:: Given request ::
How many of the lines that follow contain the word "Larva"? Give only the number.

:: Dataset excerpts ::
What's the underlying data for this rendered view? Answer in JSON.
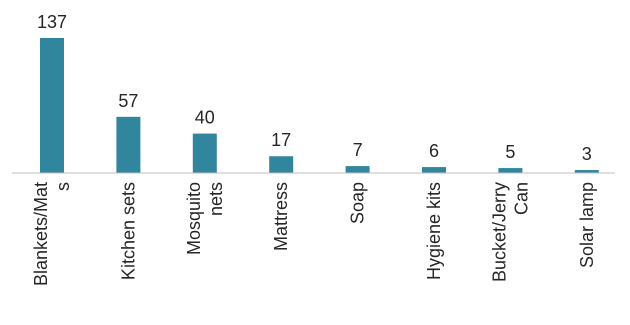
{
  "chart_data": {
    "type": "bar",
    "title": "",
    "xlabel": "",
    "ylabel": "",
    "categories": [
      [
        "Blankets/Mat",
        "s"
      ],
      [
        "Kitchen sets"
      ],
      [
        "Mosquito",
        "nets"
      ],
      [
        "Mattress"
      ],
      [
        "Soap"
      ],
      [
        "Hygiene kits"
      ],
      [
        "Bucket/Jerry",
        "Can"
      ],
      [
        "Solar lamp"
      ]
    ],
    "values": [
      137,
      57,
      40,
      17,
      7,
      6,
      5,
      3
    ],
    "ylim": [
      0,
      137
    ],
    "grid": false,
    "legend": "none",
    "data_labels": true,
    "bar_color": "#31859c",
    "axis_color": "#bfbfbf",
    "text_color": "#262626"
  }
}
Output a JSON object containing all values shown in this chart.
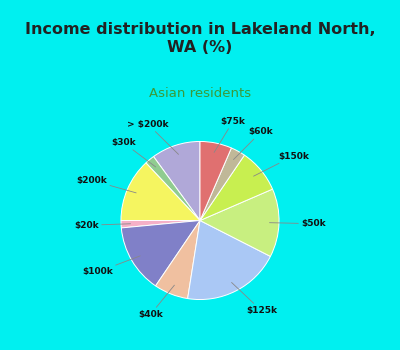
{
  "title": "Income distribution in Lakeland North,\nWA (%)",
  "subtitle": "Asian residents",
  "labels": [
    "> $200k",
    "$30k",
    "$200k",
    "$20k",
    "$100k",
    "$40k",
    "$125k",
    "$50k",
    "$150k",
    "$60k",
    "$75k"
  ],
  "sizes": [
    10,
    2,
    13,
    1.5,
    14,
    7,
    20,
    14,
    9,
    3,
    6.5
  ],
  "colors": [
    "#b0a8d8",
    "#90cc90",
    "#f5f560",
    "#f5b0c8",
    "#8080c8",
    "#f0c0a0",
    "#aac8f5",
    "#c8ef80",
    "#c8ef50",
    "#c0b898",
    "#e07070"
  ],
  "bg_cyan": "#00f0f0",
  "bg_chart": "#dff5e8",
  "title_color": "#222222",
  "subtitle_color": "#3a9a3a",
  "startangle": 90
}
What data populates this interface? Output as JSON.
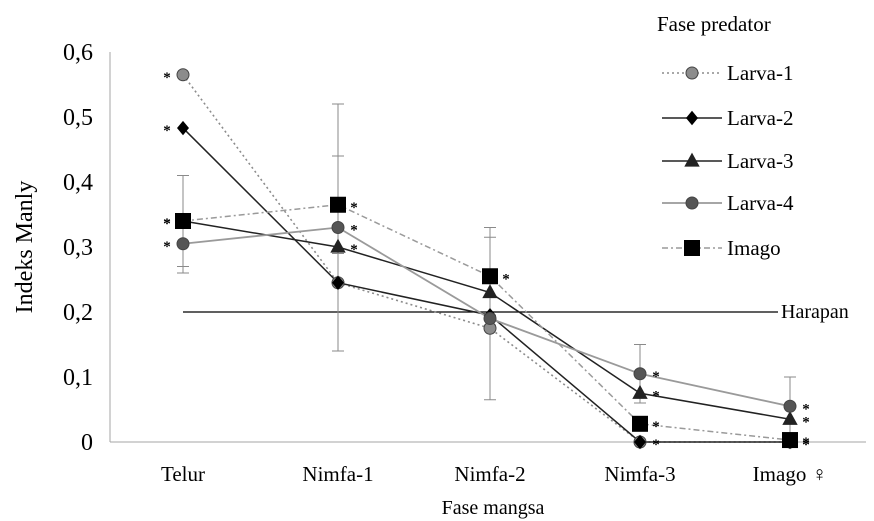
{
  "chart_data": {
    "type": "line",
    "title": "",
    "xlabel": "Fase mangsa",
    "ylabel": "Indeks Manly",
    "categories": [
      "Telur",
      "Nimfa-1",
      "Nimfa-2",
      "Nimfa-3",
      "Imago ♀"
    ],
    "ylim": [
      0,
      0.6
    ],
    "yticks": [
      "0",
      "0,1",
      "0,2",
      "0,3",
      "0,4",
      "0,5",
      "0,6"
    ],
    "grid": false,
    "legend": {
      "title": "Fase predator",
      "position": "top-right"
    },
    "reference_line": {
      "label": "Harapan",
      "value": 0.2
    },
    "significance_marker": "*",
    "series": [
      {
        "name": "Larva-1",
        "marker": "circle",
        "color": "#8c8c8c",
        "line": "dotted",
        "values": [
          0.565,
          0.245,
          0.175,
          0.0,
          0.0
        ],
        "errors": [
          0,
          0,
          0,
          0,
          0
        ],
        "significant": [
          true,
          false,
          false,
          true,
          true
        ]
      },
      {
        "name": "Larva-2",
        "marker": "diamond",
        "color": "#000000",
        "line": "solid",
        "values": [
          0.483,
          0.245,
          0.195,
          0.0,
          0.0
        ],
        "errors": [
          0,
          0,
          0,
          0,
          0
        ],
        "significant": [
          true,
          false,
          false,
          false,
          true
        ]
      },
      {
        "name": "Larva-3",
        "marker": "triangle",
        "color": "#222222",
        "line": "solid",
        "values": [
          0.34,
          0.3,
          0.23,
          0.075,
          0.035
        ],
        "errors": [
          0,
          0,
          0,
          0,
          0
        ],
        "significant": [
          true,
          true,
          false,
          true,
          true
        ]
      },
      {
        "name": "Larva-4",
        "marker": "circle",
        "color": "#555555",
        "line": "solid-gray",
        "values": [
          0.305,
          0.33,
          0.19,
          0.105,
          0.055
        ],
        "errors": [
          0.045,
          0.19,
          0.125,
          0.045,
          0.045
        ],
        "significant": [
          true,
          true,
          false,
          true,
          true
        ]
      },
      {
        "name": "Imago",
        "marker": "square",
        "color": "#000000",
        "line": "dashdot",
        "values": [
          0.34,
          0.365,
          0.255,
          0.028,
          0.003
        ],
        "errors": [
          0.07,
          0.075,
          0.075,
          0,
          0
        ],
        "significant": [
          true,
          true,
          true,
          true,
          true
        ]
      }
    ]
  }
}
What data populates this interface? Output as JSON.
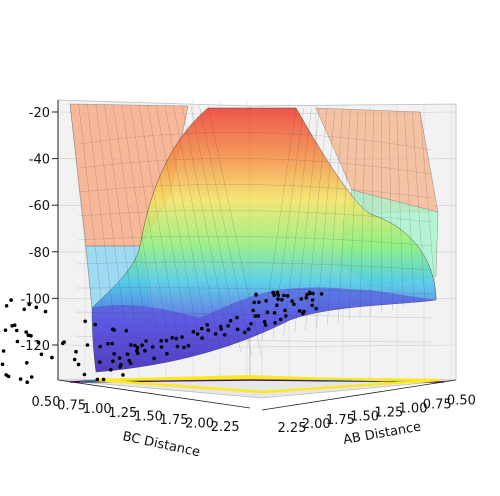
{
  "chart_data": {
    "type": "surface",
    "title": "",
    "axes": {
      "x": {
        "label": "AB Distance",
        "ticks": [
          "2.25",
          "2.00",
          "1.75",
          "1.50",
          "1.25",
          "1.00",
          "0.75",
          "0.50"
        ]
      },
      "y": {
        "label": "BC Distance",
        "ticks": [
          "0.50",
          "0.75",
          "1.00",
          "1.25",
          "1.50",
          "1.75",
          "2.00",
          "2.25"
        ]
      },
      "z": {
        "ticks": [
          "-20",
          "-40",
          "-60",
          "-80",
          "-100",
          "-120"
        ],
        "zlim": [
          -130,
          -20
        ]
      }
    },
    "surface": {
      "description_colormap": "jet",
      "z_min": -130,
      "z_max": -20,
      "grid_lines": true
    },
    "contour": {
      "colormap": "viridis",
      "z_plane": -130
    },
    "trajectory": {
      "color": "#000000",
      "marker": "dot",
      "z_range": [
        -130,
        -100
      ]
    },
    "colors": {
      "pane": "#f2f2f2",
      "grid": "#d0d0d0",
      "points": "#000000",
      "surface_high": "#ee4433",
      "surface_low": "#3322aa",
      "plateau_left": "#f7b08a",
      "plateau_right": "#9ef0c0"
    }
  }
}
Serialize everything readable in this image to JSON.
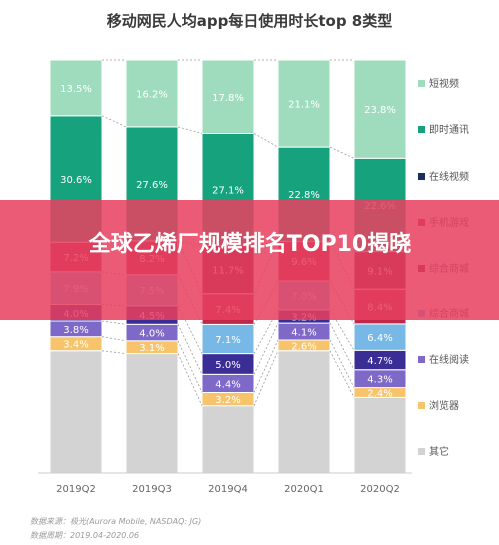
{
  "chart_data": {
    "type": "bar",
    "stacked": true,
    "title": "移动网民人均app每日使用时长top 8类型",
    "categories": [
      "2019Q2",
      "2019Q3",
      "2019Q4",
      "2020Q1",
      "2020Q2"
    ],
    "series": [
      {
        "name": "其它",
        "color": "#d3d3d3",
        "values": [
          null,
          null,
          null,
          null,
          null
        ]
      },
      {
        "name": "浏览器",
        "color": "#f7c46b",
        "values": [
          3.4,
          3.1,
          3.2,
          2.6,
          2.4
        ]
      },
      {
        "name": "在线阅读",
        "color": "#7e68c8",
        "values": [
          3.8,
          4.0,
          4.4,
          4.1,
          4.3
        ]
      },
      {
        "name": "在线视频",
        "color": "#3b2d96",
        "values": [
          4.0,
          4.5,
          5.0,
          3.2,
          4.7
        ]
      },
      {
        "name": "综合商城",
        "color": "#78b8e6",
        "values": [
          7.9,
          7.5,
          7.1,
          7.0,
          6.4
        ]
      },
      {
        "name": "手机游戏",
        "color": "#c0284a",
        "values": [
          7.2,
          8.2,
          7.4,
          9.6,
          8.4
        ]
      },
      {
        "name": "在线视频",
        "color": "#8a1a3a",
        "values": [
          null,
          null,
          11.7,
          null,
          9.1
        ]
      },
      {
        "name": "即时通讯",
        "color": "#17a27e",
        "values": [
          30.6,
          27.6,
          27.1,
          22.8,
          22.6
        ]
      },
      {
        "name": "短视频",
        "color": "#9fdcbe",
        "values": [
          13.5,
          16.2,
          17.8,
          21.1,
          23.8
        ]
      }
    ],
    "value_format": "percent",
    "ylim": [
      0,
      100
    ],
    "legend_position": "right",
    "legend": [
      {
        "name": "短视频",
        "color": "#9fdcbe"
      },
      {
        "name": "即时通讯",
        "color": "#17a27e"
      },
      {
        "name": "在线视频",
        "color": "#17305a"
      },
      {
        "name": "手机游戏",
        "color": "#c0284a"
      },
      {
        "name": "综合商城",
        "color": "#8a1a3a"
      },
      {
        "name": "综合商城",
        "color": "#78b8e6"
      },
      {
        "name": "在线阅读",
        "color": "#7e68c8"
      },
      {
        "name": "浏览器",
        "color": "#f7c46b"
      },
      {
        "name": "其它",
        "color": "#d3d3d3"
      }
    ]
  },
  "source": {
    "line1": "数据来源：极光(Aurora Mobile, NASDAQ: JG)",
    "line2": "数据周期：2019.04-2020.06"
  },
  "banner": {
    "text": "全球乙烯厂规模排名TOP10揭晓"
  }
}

:: Expected output ::
4